**Brief**:
Copy every line that contains the string "comment" from the entries below.

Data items
-- Begin --

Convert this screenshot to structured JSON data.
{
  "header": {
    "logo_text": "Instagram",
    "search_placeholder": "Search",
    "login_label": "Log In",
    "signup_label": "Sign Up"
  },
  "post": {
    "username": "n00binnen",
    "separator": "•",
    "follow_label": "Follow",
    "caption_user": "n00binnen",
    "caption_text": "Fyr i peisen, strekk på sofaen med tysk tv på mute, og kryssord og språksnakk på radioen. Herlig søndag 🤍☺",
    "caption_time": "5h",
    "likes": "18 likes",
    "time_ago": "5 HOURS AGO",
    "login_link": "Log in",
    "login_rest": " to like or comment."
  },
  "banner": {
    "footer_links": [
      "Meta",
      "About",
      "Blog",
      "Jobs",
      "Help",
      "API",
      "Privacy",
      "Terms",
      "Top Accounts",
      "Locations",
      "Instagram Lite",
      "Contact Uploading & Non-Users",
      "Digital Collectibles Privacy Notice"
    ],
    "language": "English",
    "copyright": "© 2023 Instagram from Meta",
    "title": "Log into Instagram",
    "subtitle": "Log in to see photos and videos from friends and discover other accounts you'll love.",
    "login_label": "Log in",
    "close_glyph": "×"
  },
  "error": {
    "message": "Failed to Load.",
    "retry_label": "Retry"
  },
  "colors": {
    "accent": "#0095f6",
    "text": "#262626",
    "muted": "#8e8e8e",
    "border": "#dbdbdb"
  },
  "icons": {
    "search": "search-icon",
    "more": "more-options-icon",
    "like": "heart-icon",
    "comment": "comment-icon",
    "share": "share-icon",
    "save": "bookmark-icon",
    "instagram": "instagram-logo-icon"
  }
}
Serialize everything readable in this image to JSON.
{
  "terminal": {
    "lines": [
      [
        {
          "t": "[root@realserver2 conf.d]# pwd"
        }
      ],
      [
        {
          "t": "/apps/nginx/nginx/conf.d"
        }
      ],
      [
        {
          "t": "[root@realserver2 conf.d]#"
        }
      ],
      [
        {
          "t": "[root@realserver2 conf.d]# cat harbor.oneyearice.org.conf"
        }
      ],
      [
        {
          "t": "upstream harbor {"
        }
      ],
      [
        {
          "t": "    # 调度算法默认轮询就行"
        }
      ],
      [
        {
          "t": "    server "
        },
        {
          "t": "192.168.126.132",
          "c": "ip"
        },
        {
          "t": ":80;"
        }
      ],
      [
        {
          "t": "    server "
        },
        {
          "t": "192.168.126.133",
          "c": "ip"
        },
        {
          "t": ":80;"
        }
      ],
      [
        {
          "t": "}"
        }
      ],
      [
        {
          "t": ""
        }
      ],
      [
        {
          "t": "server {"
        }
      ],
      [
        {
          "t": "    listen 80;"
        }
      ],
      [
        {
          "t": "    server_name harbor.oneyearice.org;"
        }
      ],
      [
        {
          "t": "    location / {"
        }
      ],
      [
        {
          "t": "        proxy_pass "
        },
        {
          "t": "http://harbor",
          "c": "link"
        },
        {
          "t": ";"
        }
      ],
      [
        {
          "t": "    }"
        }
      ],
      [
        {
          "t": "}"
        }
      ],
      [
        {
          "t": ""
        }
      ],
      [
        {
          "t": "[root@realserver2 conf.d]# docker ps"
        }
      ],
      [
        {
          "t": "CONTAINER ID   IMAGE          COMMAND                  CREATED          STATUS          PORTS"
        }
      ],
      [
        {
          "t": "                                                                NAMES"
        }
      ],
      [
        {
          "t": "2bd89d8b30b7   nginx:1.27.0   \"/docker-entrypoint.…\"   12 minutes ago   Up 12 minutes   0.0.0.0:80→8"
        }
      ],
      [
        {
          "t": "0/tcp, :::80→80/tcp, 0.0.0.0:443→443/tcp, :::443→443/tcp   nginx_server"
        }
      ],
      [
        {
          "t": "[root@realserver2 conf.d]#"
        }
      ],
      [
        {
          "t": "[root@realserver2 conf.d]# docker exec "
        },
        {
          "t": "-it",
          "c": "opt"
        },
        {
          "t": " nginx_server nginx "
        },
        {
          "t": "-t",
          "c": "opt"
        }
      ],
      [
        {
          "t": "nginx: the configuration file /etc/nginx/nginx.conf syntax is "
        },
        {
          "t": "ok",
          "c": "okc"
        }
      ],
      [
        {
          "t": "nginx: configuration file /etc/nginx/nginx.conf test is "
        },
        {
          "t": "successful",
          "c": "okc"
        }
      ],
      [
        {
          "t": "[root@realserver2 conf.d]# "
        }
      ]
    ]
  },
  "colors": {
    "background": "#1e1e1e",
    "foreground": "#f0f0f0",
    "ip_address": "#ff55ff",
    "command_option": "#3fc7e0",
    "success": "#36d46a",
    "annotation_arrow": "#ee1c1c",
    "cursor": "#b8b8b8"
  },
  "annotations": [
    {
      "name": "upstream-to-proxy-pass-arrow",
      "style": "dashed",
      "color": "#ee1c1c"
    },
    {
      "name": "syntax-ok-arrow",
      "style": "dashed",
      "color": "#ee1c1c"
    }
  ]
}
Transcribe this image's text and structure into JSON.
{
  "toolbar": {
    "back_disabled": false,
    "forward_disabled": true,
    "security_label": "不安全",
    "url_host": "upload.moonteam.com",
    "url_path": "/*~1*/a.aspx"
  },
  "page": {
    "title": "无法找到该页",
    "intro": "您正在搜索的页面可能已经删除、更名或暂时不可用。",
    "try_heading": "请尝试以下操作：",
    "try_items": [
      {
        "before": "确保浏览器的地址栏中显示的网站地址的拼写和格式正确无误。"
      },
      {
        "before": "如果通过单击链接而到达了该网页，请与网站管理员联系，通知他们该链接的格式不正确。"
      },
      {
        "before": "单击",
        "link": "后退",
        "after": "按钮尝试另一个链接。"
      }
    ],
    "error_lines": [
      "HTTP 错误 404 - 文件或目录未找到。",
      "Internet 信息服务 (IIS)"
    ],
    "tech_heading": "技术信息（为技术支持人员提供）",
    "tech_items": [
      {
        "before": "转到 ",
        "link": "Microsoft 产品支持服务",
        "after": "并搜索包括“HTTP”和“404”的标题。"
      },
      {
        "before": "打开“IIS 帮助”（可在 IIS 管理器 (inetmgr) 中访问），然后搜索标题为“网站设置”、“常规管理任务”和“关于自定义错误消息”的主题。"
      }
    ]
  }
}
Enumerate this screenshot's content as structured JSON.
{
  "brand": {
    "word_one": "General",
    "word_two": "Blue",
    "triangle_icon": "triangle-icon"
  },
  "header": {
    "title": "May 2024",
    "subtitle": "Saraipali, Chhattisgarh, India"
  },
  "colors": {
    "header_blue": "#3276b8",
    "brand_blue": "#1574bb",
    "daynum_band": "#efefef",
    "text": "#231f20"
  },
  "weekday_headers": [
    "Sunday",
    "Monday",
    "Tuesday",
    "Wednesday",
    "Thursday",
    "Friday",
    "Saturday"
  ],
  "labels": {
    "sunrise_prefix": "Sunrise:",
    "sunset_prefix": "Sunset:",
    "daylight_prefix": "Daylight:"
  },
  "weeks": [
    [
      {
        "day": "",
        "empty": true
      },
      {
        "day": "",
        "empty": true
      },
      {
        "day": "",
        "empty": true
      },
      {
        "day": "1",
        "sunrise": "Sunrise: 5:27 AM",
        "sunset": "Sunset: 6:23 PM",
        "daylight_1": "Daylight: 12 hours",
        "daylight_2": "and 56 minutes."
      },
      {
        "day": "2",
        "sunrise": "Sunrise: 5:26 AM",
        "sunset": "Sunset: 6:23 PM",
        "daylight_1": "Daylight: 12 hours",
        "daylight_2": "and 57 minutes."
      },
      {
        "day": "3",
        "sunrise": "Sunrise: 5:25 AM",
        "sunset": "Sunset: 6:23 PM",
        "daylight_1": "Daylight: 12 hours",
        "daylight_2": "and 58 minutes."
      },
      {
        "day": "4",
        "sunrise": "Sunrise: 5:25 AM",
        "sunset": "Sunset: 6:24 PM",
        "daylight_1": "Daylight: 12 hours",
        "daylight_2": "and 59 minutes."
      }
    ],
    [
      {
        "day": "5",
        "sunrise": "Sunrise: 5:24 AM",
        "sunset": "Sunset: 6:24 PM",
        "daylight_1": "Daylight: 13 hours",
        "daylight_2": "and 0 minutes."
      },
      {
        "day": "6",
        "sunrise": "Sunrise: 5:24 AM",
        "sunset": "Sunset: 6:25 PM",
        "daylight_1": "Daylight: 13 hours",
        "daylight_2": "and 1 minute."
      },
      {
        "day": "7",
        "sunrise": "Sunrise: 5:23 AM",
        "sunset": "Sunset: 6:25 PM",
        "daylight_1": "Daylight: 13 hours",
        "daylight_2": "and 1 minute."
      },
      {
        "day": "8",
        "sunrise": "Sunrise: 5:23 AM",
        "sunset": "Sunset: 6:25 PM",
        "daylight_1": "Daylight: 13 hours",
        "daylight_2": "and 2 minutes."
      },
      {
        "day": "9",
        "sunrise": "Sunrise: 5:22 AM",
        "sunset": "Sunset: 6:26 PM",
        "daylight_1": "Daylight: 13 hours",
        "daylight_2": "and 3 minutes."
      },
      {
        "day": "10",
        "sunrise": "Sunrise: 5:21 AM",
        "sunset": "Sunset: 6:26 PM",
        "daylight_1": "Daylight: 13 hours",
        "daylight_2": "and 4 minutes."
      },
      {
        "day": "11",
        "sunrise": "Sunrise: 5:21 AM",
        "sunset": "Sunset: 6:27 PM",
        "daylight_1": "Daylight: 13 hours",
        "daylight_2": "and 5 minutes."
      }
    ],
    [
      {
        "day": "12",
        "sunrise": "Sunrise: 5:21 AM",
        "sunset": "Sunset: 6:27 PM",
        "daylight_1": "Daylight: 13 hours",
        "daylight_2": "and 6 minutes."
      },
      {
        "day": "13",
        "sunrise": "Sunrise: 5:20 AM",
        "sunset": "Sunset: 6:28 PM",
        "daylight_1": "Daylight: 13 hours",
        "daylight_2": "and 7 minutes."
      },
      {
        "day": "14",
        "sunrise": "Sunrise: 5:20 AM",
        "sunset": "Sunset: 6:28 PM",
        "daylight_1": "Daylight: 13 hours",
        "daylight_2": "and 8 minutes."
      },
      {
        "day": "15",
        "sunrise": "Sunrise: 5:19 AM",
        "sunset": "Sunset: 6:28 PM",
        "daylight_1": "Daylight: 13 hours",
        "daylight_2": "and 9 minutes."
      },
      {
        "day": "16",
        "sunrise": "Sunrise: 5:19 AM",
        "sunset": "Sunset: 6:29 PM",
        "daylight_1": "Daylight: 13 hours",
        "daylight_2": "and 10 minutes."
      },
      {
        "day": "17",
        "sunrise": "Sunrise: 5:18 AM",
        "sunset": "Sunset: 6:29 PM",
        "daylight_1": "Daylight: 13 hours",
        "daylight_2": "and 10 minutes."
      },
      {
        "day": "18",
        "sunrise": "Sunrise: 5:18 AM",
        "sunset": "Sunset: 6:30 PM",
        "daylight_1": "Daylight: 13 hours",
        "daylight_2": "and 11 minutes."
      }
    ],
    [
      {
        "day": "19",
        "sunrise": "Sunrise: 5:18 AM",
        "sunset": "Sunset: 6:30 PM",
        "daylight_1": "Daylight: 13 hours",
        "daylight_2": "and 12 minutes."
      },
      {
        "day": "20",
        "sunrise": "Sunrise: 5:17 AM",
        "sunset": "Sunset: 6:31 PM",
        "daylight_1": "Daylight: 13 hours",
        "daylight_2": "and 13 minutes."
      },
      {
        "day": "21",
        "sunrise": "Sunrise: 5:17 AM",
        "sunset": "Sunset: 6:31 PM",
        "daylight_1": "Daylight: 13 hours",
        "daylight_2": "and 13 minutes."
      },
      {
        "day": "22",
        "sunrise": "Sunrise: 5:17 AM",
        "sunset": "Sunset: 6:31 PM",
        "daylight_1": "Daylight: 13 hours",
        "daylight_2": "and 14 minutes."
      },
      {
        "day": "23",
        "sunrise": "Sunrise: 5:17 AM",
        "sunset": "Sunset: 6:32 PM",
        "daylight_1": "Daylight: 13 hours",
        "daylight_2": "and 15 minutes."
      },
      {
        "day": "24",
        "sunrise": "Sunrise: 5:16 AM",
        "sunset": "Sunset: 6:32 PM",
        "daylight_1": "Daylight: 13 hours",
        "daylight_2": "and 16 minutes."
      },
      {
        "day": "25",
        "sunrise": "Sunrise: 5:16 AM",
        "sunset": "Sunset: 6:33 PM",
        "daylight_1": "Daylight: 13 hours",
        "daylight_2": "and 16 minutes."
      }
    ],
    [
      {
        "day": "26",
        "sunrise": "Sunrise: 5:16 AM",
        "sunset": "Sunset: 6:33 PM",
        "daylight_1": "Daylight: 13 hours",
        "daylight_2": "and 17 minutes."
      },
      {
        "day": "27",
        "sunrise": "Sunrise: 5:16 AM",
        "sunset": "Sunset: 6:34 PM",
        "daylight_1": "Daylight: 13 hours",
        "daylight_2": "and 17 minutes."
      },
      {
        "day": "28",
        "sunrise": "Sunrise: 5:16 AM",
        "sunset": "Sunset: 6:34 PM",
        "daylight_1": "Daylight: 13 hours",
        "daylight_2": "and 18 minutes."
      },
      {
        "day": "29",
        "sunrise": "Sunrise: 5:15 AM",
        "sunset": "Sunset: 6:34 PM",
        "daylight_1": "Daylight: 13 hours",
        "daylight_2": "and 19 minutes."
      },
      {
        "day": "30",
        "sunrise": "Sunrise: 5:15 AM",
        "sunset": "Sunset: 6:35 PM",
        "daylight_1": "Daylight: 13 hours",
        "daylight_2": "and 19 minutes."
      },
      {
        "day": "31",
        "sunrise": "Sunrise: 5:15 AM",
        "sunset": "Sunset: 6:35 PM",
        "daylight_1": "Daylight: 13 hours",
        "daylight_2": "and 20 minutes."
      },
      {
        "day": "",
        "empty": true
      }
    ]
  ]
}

-- End --

**Solution for this task**:
    "login_rest": " to like or comment."
    "comment": "comment-icon",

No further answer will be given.